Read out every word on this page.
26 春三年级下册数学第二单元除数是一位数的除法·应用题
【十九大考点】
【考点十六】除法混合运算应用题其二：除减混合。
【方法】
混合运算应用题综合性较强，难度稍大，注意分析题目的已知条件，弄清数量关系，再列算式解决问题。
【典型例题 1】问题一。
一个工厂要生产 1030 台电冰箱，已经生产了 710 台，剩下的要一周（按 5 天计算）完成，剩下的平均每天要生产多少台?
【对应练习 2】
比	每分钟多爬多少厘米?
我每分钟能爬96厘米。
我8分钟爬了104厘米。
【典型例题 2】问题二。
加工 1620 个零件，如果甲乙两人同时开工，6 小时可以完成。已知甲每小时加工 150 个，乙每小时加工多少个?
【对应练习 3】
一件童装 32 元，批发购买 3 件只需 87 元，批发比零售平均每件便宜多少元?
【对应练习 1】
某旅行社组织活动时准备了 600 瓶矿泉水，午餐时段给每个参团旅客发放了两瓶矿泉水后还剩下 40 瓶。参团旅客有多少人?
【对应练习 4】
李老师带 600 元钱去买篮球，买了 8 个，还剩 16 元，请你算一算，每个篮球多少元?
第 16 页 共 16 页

(WHAT IS BEING ASKED)
Give all the records again. Match them exactly.

(THE ANSWER)
Read out every word on this page.
26 春三年级下册数学第二单元除数是一位数的除法·应用题
【十九大考点】
【考点十六】除法混合运算应用题其二：除减混合。
【方法】
混合运算应用题综合性较强，难度稍大，注意分析题目的已知条件，弄清数量关系，再列算式解决问题。
【典型例题 1】问题一。
一个工厂要生产 1030 台电冰箱，已经生产了 710 台，剩下的要一周（按 5 天计算）完成，剩下的平均每天要生产多少台?
【对应练习 2】
比	每分钟多爬多少厘米?
我每分钟能爬96厘米。
我8分钟爬了104厘米。
【典型例题 2】问题二。
加工 1620 个零件，如果甲乙两人同时开工，6 小时可以完成。已知甲每小时加工 150 个，乙每小时加工多少个?
【对应练习 3】
一件童装 32 元，批发购买 3 件只需 87 元，批发比零售平均每件便宜多少元?
【对应练习 1】
某旅行社组织活动时准备了 600 瓶矿泉水，午餐时段给每个参团旅客发放了两瓶矿泉水后还剩下 40 瓶。参团旅客有多少人?
【对应练习 4】
李老师带 600 元钱去买篮球，买了 8 个，还剩 16 元，请你算一算，每个篮球多少元?
第 16 页 共 16 页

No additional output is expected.